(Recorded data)
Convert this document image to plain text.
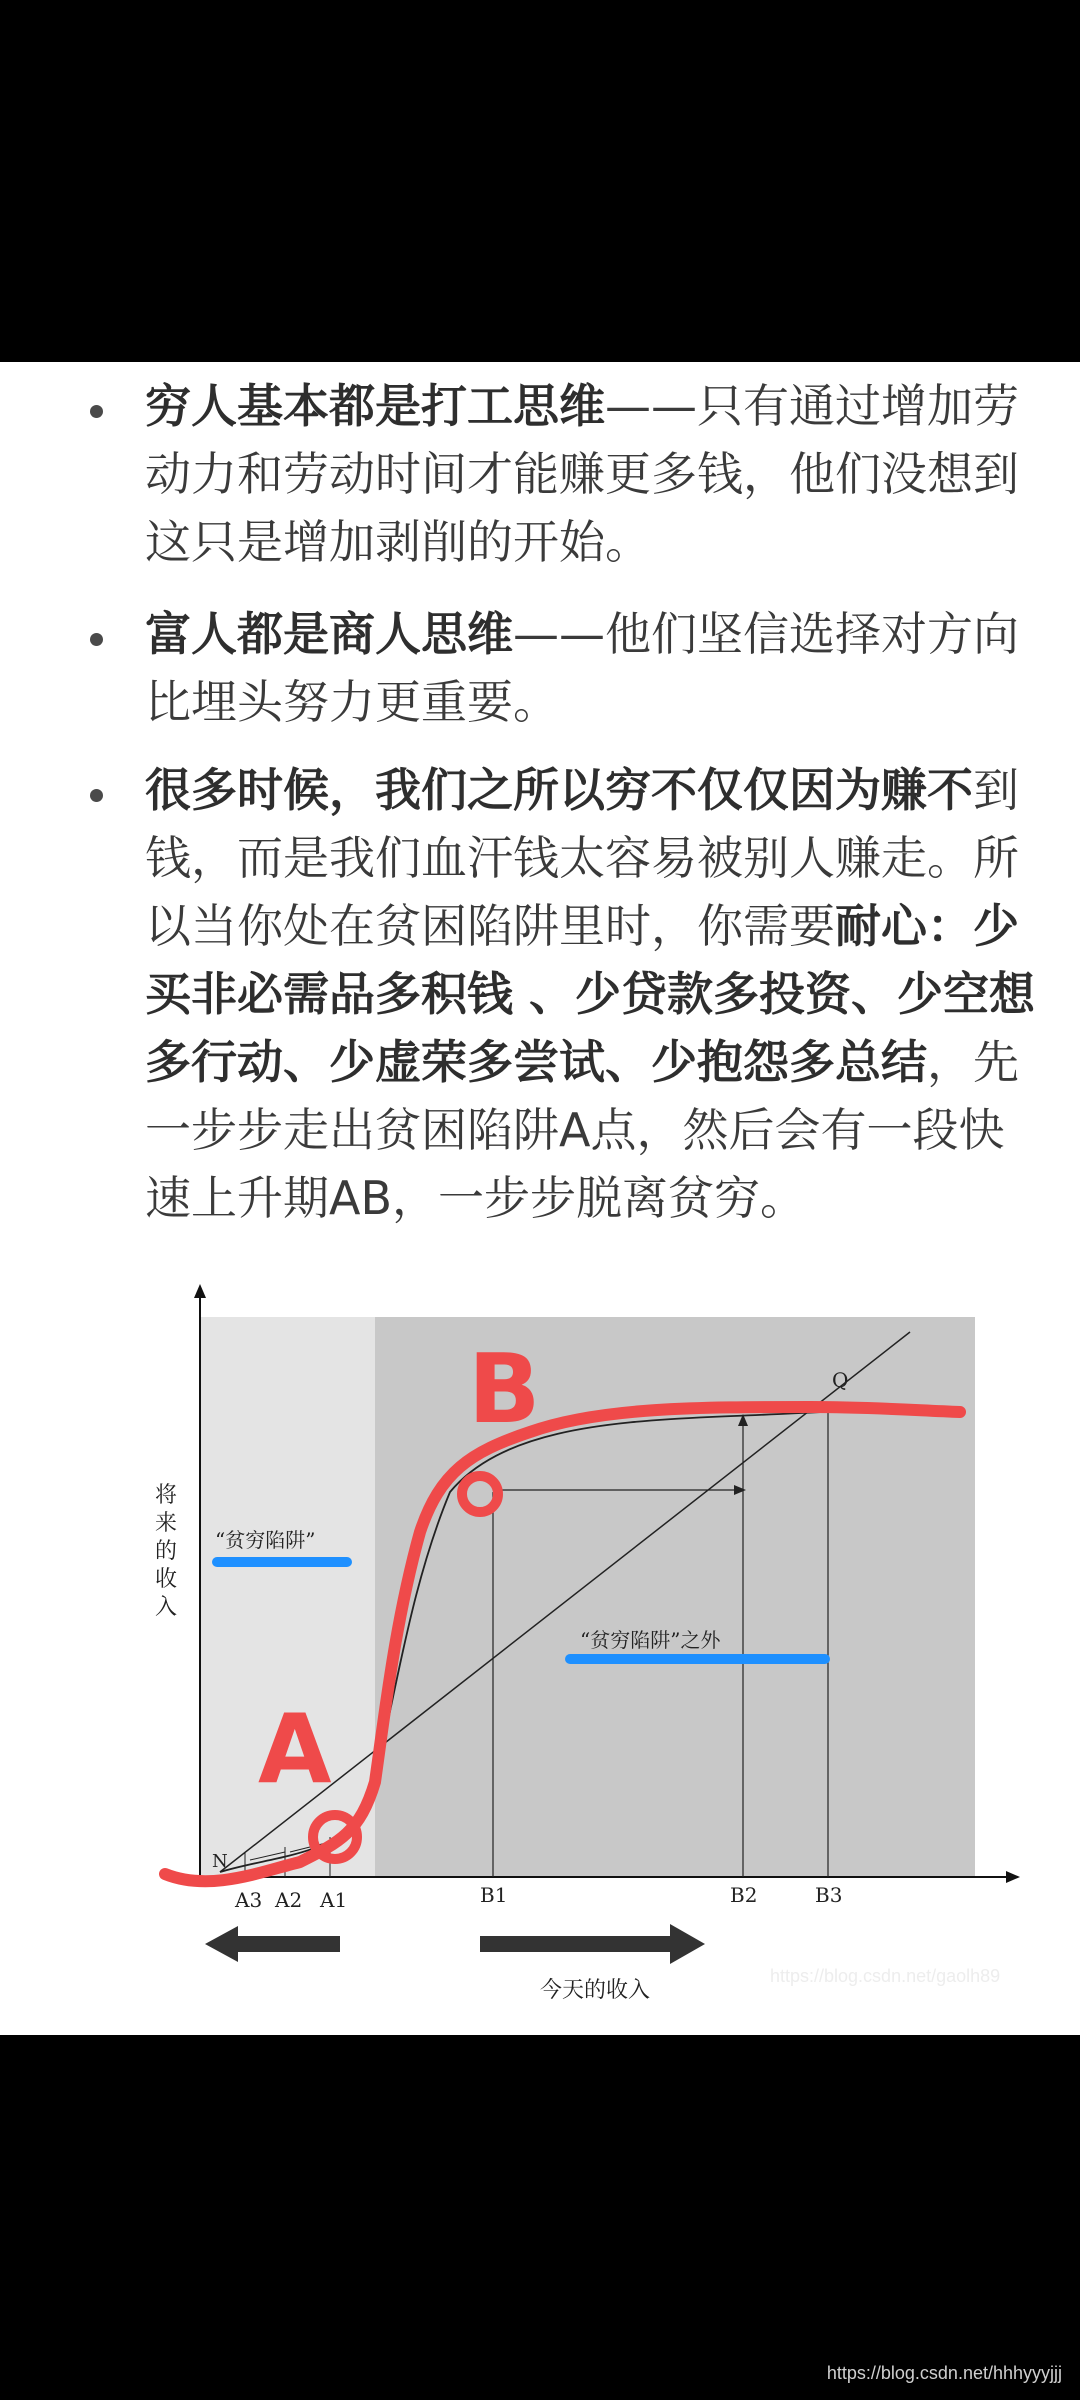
穷人基本都是打工思维——只有通过增加劳动力和劳动时间才能赚更多钱，他们没想到这只是增加剥削的开始。
富人都是商人思维——他们坚信选择对方向比埋头努力更重要。
很多时候，我们之所以穷不仅仅因为赚不到钱，而是我们血汗钱太容易被别人赚走。所以当你处在贫困陷阱里时，你需要耐心：少买非必需品多积钱 、少贷款多投资、少空想多行动、少虚荣多尝试、少抱怨多总结，先一步步走出贫困陷阱A点，然后会有一段快速上升期AB，一步步脱离贫穷。
Q
N
A3 A2 A1	B1	B2	B3
将 来 的 收 入
“贫穷陷阱”
“贫穷陷阱”之外
今天的收入
B
A
https://blog.csdn.net/gaolh89
https://blog.csdn.net/hhhyyyjjj
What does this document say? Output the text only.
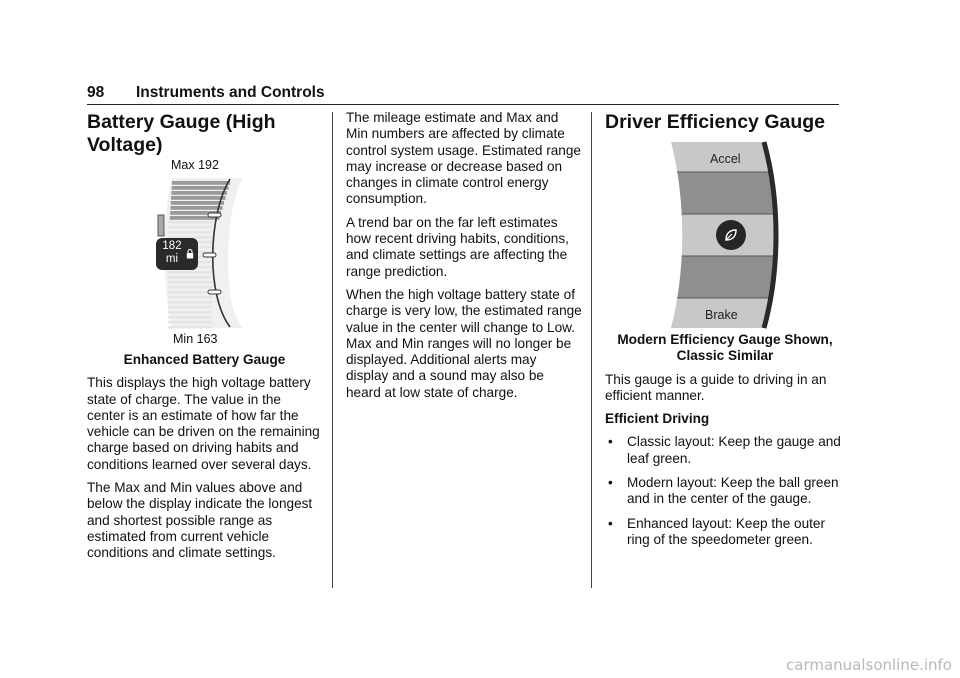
98 Instruments and Controls
Battery Gauge (High Voltage)
Max 192
182
mi
Min 163

Enhanced Battery Gauge

This displays the high voltage battery state of charge. The value in the center is an estimate of how far the vehicle can be driven on the remaining charge based on driving habits and conditions learned over several days.

The Max and Min values above and below the display indicate the longest and shortest possible range as estimated from current vehicle conditions and climate settings.

The mileage estimate and Max and Min numbers are affected by climate control system usage. Estimated range may increase or decrease based on changes in climate control energy consumption.

A trend bar on the far left estimates how recent driving habits, conditions, and climate settings are affecting the range prediction.

When the high voltage battery state of charge is very low, the estimated range value in the center will change to Low. Max and Min ranges will no longer be displayed. Additional alerts may display and a sound may also be heard at low state of charge.

Driver Efficiency Gauge
Accel
Brake

Modern Efficiency Gauge Shown,
Classic Similar

This gauge is a guide to driving in an efficient manner.

Efficient Driving

• Classic layout: Keep the gauge and leaf green.
• Modern layout: Keep the ball green and in the center of the gauge.
• Enhanced layout: Keep the outer ring of the speedometer green.
carmanualsonline.info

__Directions for this task__:
Work through the listing above and report how many lines include the string "blog", with no other text.

__Exercise solution__:
2